▶ **Exercise details**
Continue the blog post below about the email from an ex, picking up right after its final sentence.

I got an email from the ex last night.
At least — that’s what I’m assuming seeing as it was an obviously fake mail-address and sent through the contact form on this website in his style of writing (fitting with the previous style of loves and comments to let me know he was still reading along on this blog).
I suppose it was a smart solution for having been blocked everywhere else and in all honesty it was quite a sweet mail with views on my apparently very fragile mental state exuding from my blogposts and a need to make sure I was actually ok.
(didn’t realize I was coming off as that much of a wreck? But just fyi – I’m actually doing quite well all things considering – the dark tone that works so well in blogs is not my general state of being all day every day 😉)
It still had me thinking though. Because even after I’d deleted that e-mail before my eager hands typed the reply I very badly wanted to type after the initial OMG IT’S HIM excitement (and after I then cleared the bin to make sure it was gonegone) I was still thinking about the words in that mail. Damn you photographic memory, replaying the words like they were still on the screen. Was I really that much of a wreck?
You see – these past few months I bounced from a slightly desperate (and intensely unsuccessful) rebound-hunt to my current spinster hermit mode (with a few moments of ‘I gotta get him back’ and ‘I need to move to another country and change my name to Conchita’ in between) but haven’t really found a place for myself that felt ‘right‘ yet.
But I couldn’t find it in myself to reply with the witty response I’d practiced in my head a million times for this moment: ‘Wait. You’re sending me a message? Why the fuck would you do that? Are you suddenly single and mono? No? Why are you contacting me then? Cause we literally have nothing to talk about until you are. Which is never..’.
But the intent was there right, that’s gotta count for something!
(I’m conveniently counting out the part of me that just wanted to strike a conversation and keep that going).
And on pondering why that was I realized that it’s probably because I’m such a creature of habit.
I blogged about my bad habits, and demons and set-in-stone behavioral patterns before and am now coming to the conclusion that I have added yet another to my list of horrible habits: being heartbroken and miserable.

▶ **Entries shown**
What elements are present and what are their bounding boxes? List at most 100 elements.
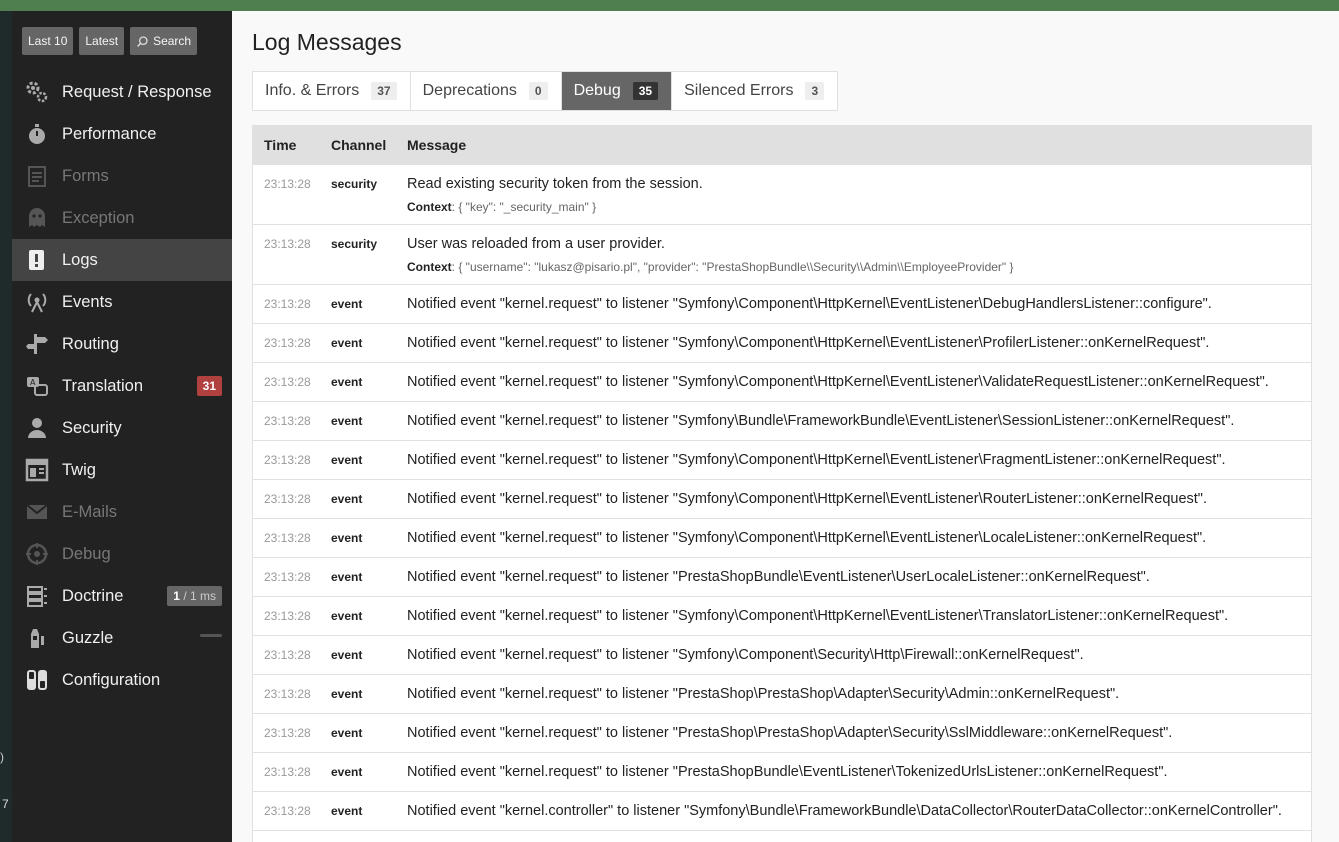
doctrine-query-count: 1 [173,589,180,603]
row-time: 23:13:28 [264,765,311,779]
sidebar-item-doctrine[interactable]: Doctrine 1 / 1 ms [12,575,232,617]
tab-debug[interactable]: Debug 35 [561,72,673,110]
sidebar-item-label: Security [62,418,122,437]
row-channel: event [331,336,363,350]
table-row: 23:13:28eventNotified event "kernel.cont… [253,791,1311,830]
row-message: Notified event "kernel.request" to liste… [407,647,1084,663]
row-channel: event [331,609,363,623]
row-message-cell: Notified event "kernel.request" to liste… [407,452,1311,468]
events-icon [25,290,49,314]
row-message: Notified event "kernel.request" to liste… [407,296,1212,312]
row-channel: event [331,492,363,506]
sidebar-item-routing[interactable]: Routing [12,323,232,365]
main-content: Log Messages Info. & Errors 37 Deprecati… [252,11,1312,842]
row-message: Notified event "kernel.request" to liste… [407,413,1235,429]
page-title: Log Messages [252,29,402,55]
row-context: Context: { "username": "lukasz@pisario.p… [407,260,1311,274]
sidebar-item-forms[interactable]: Forms [12,155,232,197]
row-message-cell: Notified event "kernel.request" to liste… [407,686,1311,702]
header-time[interactable]: Time [253,137,331,153]
table-row: 23:13:28 event Notified event "kernel.requ… [253,401,1311,440]
window-left-edge: ) 7 [0,0,12,842]
sidebar-item-label: Doctrine [62,586,124,605]
sidebar-item-performance[interactable]: Performance [12,113,232,155]
row-message: Read existing security token from the se… [407,176,703,192]
row-message-cell: Notified event "kernel.request" to liste… [407,764,1311,780]
sidebar-item-logs[interactable]: Logs [12,239,232,281]
row-time: 23:13:28 [264,804,311,818]
row-time: 23:13:28 [264,609,311,623]
form-icon [25,164,49,188]
translation-count-badge: 31 [196,376,222,396]
sidebar-item-label: Exception [62,208,135,227]
table-row: 23:13:28 event Notified event "kernel.requ… [253,323,1311,362]
user-icon [25,416,49,440]
header-channel[interactable]: Channel [331,137,407,153]
row-message-cell: Notified event "kernel.request" to liste… [407,569,1311,585]
search-icon [137,35,148,47]
sidebar-item-twig[interactable]: Twig [12,449,232,491]
sidebar-item-label: Forms [62,166,109,185]
table-row: 23:13:28 security Read existing security t… [253,164,1311,224]
sidebar-item-emails[interactable]: E-Mails [12,491,232,533]
row-channel: event [331,375,363,389]
row-message-cell: Notified event "kernel.request" to liste… [407,413,1311,429]
row-channel: event [331,726,363,740]
edge-glyph: 7 [2,797,9,811]
sidebar-item-debug[interactable]: Debug [12,533,232,575]
context-value: : { "username": "lukasz@pisario.pl", "pr… [451,260,1014,274]
crosshair-icon [25,542,49,566]
last-10-button[interactable]: Last 10 [22,27,74,55]
row-message: Notified event "kernel.request" to liste… [407,335,1210,351]
row-message: Notified event "kernel.request" to liste… [407,764,1168,780]
row-time: 23:13:28 [264,297,311,311]
sidebar-item-label: Configuration [62,670,161,689]
sidebar-item-request-response[interactable]: Request / Response [12,71,232,113]
sidebar-item-guzzle[interactable]: Guzzle [12,617,232,659]
tab-count-badge: 3 [805,82,825,100]
tab-info-errors[interactable]: Info. & Errors 37 [253,72,411,110]
row-message-cell: Notified event "kernel.request" to liste… [407,491,1311,507]
sidebar-item-security[interactable]: Security [12,407,232,449]
table-row: 23:13:28 event Notified event "kernel.requ… [253,284,1311,323]
tab-count-badge: 0 [528,82,548,100]
search-button[interactable]: Search [130,27,198,55]
mail-icon [25,500,49,524]
sidebar-item-label: Request / Response [62,82,212,101]
translation-icon: A [25,374,49,398]
row-message: Notified event "kernel.request" to liste… [407,686,1120,702]
row-channel: event [331,765,363,779]
table-body: 23:13:28 security Read existing security t… [253,164,1311,842]
row-time: 23:13:28 [264,492,311,506]
row-message: Notified event "kernel.request" to liste… [407,530,1207,546]
row-channel: security [331,237,378,251]
sidebar-item-label: Debug [62,544,111,563]
sidebar-item-translation[interactable]: A Translation 31 [12,365,232,407]
tab-label: Info. & Errors [265,82,360,99]
edge-glyph: ) [0,750,4,764]
row-message-cell: Notified event "kernel.request" to liste… [407,608,1311,624]
sidebar-item-label: Logs [62,250,98,269]
tab-count-badge: 37 [371,82,397,100]
row-message-cell: Notified event "kernel.request" to liste… [407,296,1311,312]
latest-button[interactable]: Latest [79,27,125,55]
sidebar: Last 10 Latest Search Request / Response… [12,11,232,842]
row-context: Context: { "key": "_security_main" } [407,200,1311,214]
row-channel: event [331,297,363,311]
tab-deprecations[interactable]: Deprecations 0 [411,72,562,110]
sidebar-item-configuration[interactable]: Configuration [12,659,232,701]
row-message: Notified event "kernel.request" to liste… [407,374,1269,390]
row-message: Notified event "kernel.request" to liste… [407,491,1207,507]
context-value: : { "key": "_security_main" } [451,200,597,214]
sidebar-item-exception[interactable]: Exception [12,197,232,239]
sidebar-item-events[interactable]: Events [12,281,232,323]
row-channel: event [331,414,363,428]
tab-label: Debug [573,82,621,99]
table-row: 23:13:28eventNotified event "kernel.cont… [253,830,1311,842]
row-message: Notified event "kernel.request" to liste… [407,608,1229,624]
row-channel: event [331,804,363,818]
tab-silenced-errors[interactable]: Silenced Errors 3 [672,72,837,110]
table-header: Time Channel Message [253,126,1311,164]
table-row: 23:13:28 event Notified event "kernel.requ… [253,596,1311,635]
row-time: 23:13:28 [264,570,311,584]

▶ **Response to the exercise**
Because the more I think about the moments that I feel so lost and unwilling to start something new these days – the more I realize that he and what we were doesn’t feature in those regrets all that much. I can’t really pinpoint what it is that I feel like I’m missing anymore. Just like I can’t really decide on what we had that I still need. It’s tied to what happened, but also exists separately from it entirely. It’s all just a big bubble of heartbreak and misery that I’m kind of stuck in. And I’ve now come to fear that that’s just because I’ve gotten too used to the feeling. Too much into the habit of feeling bad and sorry for myself to be able to shake it off.
And as providence then has it – a friend just at that moment just sent me a positive energy video (too muuuuuch but still secretely awesome) – that in the Youtube autoplay thankfully was followed by this awesome motivational video:
Normally I can’t stand these type of inspirational hodgepodge barf-modules like that first link. But Kevin Hart makes it SO vivid. Makes change seem SO valuable. Necessary. Makes happiness seem so accessible!
Guess I’ll have to put my thinking cap on (again) and get to work on some healthier behaviors so the rest of you out there don’t also think I’m wallowing in a pit of despair I can’t possibly get out of. Because (and I stress this again) a relationship is not my only purpose in life and outside of that veeeery unsuccessful element to my roster (which just lends itself better for blogging about than my happy work and personal life)– I’m actually doing well on pretty much every other front that matters.
So I guess this is a thank you for that email, ‘kind stranger’.
(and genuinely sorry if you were an actual not-ex mailer XD)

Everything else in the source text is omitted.